Stored rows =
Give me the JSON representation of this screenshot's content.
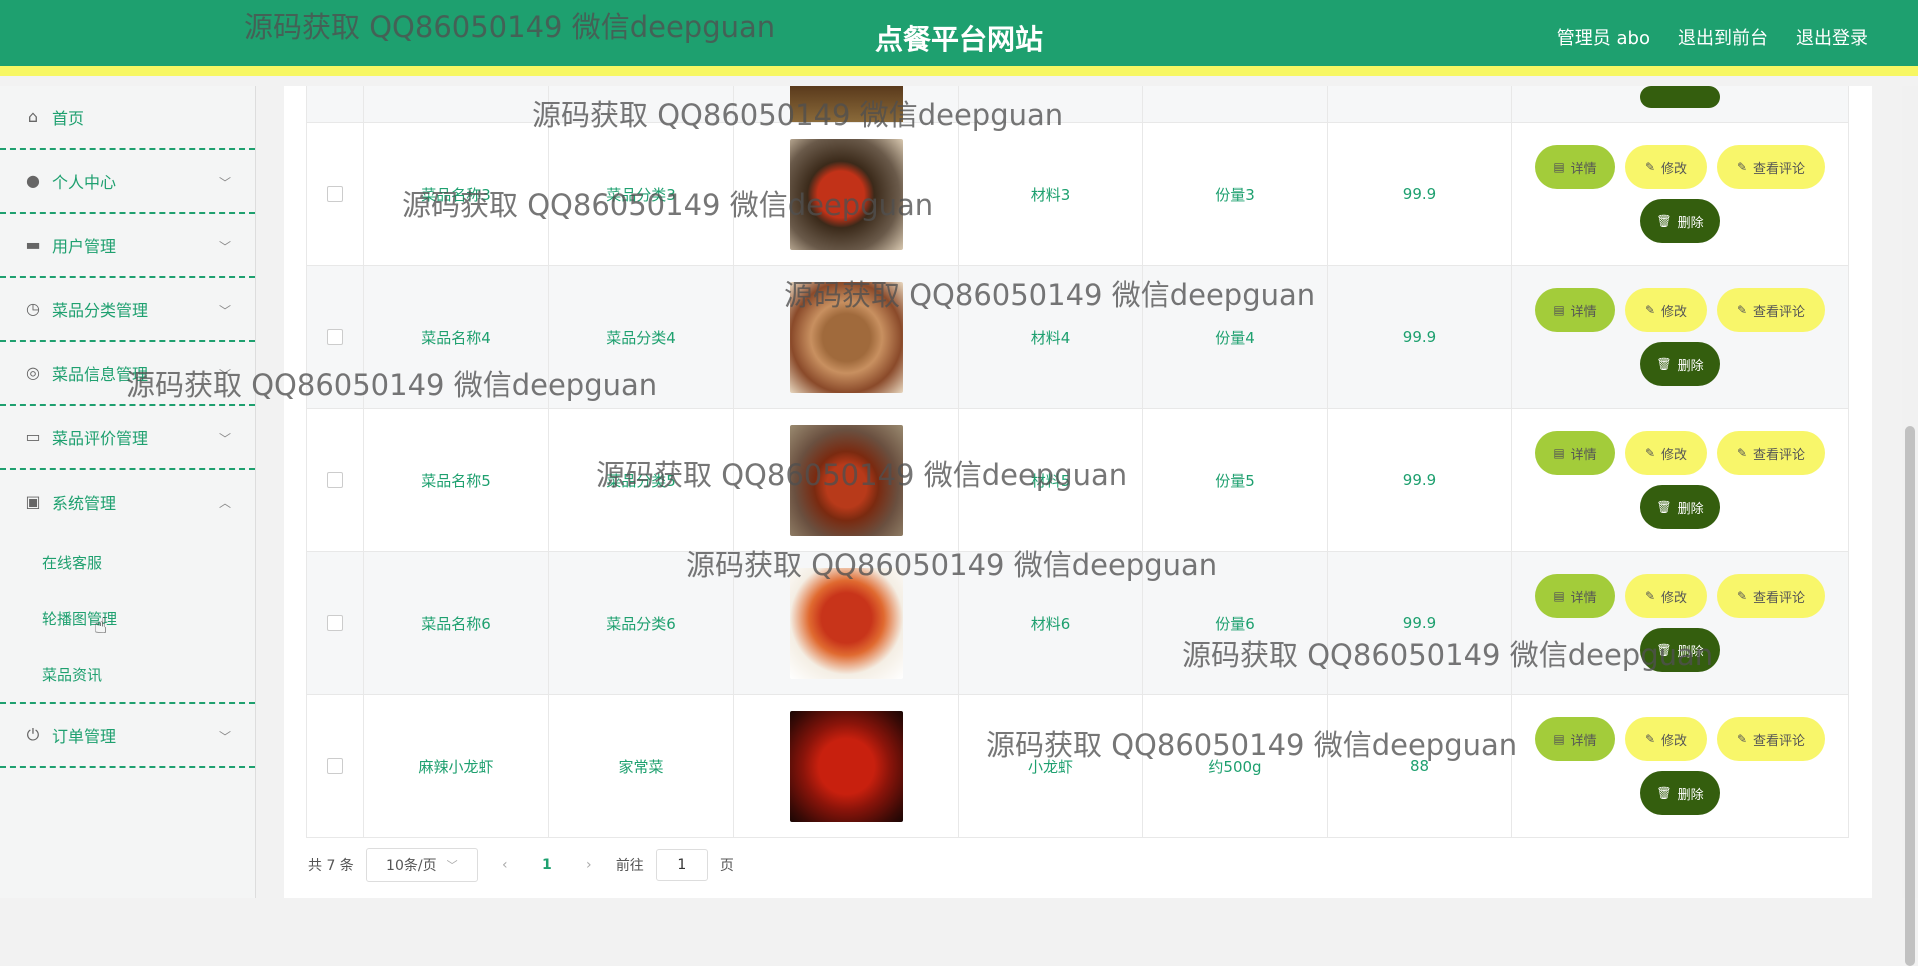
{
  "header": {
    "title": "点餐平台网站",
    "admin_label": "管理员 abo",
    "to_front_label": "退出到前台",
    "logout_label": "退出登录"
  },
  "sidebar": {
    "items": [
      {
        "label": "首页",
        "icon": "home-icon"
      },
      {
        "label": "个人中心",
        "icon": "user-icon"
      },
      {
        "label": "用户管理",
        "icon": "monitor-icon"
      },
      {
        "label": "菜品分类管理",
        "icon": "clock-icon"
      },
      {
        "label": "菜品信息管理",
        "icon": "compass-icon"
      },
      {
        "label": "菜品评价管理",
        "icon": "card-icon"
      },
      {
        "label": "系统管理",
        "icon": "wallet-icon"
      },
      {
        "label": "订单管理",
        "icon": "power-icon"
      }
    ],
    "sub_items": [
      "在线客服",
      "轮播图管理",
      "菜品资讯"
    ]
  },
  "table": {
    "rows": [
      {
        "name": "菜品名称3",
        "category": "菜品分类3",
        "material": "材料3",
        "portion": "份量3",
        "price": "99.9"
      },
      {
        "name": "菜品名称4",
        "category": "菜品分类4",
        "material": "材料4",
        "portion": "份量4",
        "price": "99.9"
      },
      {
        "name": "菜品名称5",
        "category": "菜品分类5",
        "material": "材料5",
        "portion": "份量5",
        "price": "99.9"
      },
      {
        "name": "菜品名称6",
        "category": "菜品分类6",
        "material": "材料6",
        "portion": "份量6",
        "price": "99.9"
      },
      {
        "name": "麻辣小龙虾",
        "category": "家常菜",
        "material": "小龙虾",
        "portion": "约500g",
        "price": "88"
      }
    ],
    "actions": {
      "detail": "详情",
      "edit": "修改",
      "review": "查看评论",
      "delete": "删除"
    }
  },
  "pagination": {
    "total": "共 7 条",
    "page_size": "10条/页",
    "current": "1",
    "goto_prefix": "前往",
    "goto_value": "1",
    "goto_suffix": "页"
  },
  "watermark": "源码获取 QQ86050149 微信deepguan",
  "colors": {
    "primary": "#1ea06f",
    "accent_yellow": "#f7f763",
    "detail_green": "#a3cc3a",
    "delete_dark": "#345e0e"
  }
}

Problem to solve =
Working from the material above, transcribe it exactly while omitting pictures.

Result =
Give me the JSON representation of this screenshot's content.
{
  "header": {
    "title": "点餐平台网站",
    "admin_label": "管理员 abo",
    "to_front_label": "退出到前台",
    "logout_label": "退出登录"
  },
  "sidebar": {
    "items": [
      {
        "label": "首页",
        "icon": "home-icon"
      },
      {
        "label": "个人中心",
        "icon": "user-icon"
      },
      {
        "label": "用户管理",
        "icon": "monitor-icon"
      },
      {
        "label": "菜品分类管理",
        "icon": "clock-icon"
      },
      {
        "label": "菜品信息管理",
        "icon": "compass-icon"
      },
      {
        "label": "菜品评价管理",
        "icon": "card-icon"
      },
      {
        "label": "系统管理",
        "icon": "wallet-icon"
      },
      {
        "label": "订单管理",
        "icon": "power-icon"
      }
    ],
    "sub_items": [
      "在线客服",
      "轮播图管理",
      "菜品资讯"
    ]
  },
  "table": {
    "rows": [
      {
        "name": "菜品名称3",
        "category": "菜品分类3",
        "material": "材料3",
        "portion": "份量3",
        "price": "99.9"
      },
      {
        "name": "菜品名称4",
        "category": "菜品分类4",
        "material": "材料4",
        "portion": "份量4",
        "price": "99.9"
      },
      {
        "name": "菜品名称5",
        "category": "菜品分类5",
        "material": "材料5",
        "portion": "份量5",
        "price": "99.9"
      },
      {
        "name": "菜品名称6",
        "category": "菜品分类6",
        "material": "材料6",
        "portion": "份量6",
        "price": "99.9"
      },
      {
        "name": "麻辣小龙虾",
        "category": "家常菜",
        "material": "小龙虾",
        "portion": "约500g",
        "price": "88"
      }
    ],
    "actions": {
      "detail": "详情",
      "edit": "修改",
      "review": "查看评论",
      "delete": "删除"
    }
  },
  "pagination": {
    "total": "共 7 条",
    "page_size": "10条/页",
    "current": "1",
    "goto_prefix": "前往",
    "goto_value": "1",
    "goto_suffix": "页"
  },
  "watermark": "源码获取 QQ86050149 微信deepguan",
  "colors": {
    "primary": "#1ea06f",
    "accent_yellow": "#f7f763",
    "detail_green": "#a3cc3a",
    "delete_dark": "#345e0e"
  }
}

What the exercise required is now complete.